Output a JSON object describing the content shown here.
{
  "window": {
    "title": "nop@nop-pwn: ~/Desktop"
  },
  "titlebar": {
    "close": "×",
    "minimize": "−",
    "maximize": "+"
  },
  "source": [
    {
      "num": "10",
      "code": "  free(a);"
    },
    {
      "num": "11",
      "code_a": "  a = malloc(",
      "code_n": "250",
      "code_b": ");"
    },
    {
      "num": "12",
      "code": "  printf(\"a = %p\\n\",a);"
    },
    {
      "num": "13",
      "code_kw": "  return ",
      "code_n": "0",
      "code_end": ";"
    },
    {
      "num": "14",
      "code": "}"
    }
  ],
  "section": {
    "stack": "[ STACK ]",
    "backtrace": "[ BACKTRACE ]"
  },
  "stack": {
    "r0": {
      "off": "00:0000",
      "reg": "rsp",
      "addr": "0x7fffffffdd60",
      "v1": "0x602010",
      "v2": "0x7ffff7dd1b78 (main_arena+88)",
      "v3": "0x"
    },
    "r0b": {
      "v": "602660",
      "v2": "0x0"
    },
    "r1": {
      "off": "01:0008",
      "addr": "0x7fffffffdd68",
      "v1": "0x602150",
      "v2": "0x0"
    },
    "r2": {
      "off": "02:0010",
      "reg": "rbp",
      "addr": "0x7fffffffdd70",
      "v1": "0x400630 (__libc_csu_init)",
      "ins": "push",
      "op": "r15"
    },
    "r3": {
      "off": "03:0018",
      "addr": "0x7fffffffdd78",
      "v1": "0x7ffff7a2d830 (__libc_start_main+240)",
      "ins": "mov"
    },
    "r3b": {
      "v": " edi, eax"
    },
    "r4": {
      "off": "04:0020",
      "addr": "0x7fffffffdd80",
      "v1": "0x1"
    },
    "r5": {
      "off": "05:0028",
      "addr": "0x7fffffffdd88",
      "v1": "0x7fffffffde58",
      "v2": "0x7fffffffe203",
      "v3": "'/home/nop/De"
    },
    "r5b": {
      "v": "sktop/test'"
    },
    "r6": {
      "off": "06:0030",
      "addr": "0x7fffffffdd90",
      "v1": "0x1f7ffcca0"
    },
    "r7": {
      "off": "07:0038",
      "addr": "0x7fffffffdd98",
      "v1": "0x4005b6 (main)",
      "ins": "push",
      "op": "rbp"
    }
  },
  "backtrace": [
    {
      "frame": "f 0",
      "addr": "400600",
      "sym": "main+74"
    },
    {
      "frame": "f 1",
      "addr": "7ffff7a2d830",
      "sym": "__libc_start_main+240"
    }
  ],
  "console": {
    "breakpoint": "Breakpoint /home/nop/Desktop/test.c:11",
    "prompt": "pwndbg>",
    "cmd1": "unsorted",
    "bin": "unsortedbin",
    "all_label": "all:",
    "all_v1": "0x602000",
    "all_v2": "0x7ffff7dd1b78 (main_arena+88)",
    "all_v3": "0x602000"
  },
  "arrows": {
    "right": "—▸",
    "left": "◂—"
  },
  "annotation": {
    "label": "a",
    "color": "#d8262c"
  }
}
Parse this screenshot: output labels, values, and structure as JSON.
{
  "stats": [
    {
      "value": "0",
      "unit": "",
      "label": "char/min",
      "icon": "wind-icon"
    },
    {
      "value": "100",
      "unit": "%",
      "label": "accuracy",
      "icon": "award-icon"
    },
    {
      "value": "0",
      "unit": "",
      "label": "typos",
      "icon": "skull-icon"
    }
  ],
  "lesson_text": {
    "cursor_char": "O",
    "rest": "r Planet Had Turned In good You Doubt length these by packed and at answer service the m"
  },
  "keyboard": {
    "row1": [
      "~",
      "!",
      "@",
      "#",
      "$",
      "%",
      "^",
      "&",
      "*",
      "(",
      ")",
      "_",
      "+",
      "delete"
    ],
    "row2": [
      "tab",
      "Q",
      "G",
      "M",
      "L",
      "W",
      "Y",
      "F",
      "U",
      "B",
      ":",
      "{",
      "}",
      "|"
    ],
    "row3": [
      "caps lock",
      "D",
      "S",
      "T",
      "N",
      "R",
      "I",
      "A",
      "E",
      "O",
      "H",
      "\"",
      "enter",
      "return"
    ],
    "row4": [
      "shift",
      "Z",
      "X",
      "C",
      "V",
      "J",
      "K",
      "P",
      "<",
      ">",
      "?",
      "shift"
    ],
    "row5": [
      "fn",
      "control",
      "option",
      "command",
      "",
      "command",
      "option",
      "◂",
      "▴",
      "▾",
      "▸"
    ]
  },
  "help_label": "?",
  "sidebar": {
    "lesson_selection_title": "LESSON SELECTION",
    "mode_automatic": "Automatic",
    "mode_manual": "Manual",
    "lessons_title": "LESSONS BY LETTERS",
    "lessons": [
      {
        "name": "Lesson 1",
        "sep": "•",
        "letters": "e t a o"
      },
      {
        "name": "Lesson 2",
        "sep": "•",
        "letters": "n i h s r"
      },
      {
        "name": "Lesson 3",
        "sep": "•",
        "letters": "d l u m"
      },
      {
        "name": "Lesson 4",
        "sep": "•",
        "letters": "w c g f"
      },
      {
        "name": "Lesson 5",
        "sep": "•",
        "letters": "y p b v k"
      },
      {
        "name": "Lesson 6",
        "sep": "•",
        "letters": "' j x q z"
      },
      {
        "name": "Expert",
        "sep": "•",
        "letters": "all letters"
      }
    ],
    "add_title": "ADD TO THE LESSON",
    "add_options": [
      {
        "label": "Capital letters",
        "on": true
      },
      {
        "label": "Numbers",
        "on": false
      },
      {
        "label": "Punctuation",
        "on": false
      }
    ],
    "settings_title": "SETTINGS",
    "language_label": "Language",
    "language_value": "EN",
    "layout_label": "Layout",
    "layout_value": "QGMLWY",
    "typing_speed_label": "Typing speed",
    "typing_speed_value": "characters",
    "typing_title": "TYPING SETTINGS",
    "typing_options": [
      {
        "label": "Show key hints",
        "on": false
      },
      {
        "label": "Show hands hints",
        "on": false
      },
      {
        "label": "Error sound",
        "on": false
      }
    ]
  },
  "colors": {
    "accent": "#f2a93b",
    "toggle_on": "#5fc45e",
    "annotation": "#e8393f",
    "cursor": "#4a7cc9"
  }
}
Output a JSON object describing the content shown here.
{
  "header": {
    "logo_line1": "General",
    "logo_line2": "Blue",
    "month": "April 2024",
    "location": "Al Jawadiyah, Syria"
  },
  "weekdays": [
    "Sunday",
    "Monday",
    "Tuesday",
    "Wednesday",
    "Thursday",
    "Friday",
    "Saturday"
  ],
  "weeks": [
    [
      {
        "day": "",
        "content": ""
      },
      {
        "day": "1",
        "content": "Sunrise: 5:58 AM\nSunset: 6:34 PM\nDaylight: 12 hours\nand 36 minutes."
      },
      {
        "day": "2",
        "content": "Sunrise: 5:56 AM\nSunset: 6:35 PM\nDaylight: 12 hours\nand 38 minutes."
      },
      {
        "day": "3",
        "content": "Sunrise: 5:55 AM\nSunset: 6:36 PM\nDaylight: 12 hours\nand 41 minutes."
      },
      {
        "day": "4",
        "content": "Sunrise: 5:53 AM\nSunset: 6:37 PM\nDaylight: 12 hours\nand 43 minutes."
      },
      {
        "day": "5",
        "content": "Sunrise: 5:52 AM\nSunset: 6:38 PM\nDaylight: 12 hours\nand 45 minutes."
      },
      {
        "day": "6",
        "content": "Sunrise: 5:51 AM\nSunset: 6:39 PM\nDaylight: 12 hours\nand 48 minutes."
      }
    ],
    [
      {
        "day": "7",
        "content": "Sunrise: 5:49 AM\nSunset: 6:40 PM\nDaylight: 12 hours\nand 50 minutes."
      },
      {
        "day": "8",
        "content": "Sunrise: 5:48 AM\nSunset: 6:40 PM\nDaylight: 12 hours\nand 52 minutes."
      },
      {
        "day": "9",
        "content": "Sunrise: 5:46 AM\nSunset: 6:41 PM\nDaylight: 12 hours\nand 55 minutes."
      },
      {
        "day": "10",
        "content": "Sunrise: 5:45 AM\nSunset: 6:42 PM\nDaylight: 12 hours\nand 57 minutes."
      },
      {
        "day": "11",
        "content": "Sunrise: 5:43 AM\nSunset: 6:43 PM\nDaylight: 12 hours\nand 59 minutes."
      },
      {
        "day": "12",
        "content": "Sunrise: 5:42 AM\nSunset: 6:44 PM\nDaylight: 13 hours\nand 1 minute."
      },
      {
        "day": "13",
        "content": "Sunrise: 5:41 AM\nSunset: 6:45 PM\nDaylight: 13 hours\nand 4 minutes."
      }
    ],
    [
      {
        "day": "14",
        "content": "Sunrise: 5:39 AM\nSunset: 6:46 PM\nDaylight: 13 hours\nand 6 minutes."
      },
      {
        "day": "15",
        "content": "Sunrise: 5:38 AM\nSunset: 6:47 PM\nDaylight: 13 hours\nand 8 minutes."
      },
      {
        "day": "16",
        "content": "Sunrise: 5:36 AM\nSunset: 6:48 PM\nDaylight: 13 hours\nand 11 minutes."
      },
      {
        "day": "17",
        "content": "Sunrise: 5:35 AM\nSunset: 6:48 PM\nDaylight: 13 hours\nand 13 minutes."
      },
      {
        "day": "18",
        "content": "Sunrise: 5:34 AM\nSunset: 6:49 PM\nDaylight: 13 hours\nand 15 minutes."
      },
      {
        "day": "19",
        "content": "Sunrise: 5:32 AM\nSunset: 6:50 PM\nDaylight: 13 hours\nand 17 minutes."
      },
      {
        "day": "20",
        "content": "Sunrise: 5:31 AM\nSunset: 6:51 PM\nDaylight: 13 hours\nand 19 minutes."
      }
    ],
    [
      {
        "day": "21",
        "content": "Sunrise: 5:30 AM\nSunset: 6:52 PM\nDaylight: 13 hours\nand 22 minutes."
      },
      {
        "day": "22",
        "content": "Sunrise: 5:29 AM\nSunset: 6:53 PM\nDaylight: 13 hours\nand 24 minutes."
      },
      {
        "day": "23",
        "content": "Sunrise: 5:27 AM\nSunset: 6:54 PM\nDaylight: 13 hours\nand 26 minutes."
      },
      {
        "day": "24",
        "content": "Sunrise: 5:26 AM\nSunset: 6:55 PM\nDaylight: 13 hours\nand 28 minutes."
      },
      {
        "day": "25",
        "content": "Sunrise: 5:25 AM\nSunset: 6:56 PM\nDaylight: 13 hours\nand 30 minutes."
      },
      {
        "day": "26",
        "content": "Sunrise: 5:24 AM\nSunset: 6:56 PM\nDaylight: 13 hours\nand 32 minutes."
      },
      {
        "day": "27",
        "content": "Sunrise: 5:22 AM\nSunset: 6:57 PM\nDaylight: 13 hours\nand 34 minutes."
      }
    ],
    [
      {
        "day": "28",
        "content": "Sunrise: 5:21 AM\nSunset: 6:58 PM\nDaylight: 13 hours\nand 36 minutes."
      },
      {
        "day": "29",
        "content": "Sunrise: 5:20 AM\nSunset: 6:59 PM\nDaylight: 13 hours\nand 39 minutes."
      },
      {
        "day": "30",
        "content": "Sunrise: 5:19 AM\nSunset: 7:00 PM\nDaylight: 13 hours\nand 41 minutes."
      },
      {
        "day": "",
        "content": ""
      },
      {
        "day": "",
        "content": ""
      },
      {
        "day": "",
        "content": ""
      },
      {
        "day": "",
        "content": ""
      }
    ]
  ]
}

What to work on. Track down all lines above with the string "icon" and copy them.

Task solution.
      "icon": "wind-icon"
      "icon": "award-icon"
      "icon": "skull-icon"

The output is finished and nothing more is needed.